++++ LISTED ENTRIES ++++
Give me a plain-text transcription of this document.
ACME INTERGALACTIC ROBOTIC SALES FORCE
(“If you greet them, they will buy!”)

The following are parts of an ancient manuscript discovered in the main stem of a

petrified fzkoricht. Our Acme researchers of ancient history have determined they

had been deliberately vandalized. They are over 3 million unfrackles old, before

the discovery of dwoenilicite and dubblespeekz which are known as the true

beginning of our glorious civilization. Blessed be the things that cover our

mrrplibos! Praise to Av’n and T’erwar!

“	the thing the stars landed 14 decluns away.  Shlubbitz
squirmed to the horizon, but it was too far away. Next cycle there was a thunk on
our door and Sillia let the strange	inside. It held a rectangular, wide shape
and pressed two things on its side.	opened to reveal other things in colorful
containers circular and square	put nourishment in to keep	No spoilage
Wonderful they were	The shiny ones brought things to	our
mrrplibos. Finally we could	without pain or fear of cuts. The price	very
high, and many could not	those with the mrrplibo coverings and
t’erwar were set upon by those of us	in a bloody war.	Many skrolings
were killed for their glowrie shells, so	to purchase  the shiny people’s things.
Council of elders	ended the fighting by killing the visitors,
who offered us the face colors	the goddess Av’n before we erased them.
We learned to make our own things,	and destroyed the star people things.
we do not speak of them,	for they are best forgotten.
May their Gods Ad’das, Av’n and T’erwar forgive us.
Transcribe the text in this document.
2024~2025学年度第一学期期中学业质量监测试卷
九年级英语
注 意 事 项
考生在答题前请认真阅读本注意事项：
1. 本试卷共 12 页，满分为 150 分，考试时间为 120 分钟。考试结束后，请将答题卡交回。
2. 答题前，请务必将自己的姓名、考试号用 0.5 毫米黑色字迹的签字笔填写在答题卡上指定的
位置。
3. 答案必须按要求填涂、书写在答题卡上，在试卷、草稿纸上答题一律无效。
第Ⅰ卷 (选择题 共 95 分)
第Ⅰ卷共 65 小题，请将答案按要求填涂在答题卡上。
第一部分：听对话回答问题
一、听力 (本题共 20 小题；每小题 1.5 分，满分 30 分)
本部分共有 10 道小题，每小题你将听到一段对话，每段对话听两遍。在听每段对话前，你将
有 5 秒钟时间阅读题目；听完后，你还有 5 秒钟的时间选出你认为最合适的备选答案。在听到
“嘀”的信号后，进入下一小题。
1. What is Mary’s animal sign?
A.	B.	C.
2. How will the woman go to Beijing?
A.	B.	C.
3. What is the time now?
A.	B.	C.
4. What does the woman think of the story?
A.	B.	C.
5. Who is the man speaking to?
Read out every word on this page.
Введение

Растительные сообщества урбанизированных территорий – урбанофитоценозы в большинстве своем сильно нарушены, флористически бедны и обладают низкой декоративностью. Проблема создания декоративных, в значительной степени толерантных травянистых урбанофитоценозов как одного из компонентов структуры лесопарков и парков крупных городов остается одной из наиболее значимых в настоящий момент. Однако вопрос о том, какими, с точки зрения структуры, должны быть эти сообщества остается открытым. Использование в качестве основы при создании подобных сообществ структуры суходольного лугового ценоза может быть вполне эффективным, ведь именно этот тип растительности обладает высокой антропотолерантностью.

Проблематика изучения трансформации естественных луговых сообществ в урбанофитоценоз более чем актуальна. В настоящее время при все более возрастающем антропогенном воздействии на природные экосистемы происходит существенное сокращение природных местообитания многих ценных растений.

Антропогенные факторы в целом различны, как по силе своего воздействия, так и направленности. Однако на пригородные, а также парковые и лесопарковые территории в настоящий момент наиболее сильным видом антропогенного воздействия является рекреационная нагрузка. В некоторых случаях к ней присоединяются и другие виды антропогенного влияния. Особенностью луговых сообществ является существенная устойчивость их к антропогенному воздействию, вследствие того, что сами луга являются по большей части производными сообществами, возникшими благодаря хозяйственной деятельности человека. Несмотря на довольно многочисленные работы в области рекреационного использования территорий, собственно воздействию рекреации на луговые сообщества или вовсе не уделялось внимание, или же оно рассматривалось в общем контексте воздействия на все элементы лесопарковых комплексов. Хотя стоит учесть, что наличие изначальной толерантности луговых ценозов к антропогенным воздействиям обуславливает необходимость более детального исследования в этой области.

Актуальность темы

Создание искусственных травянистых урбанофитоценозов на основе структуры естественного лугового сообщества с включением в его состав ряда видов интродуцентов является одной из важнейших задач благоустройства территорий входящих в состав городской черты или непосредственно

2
++++
INSTRUCTIONS FOR THE TASK: Reproduce each line of the entries in which the word "will" is found.

REPLY:
(“If you greet them, they will buy!”)
2. How will the woman go to Beijing?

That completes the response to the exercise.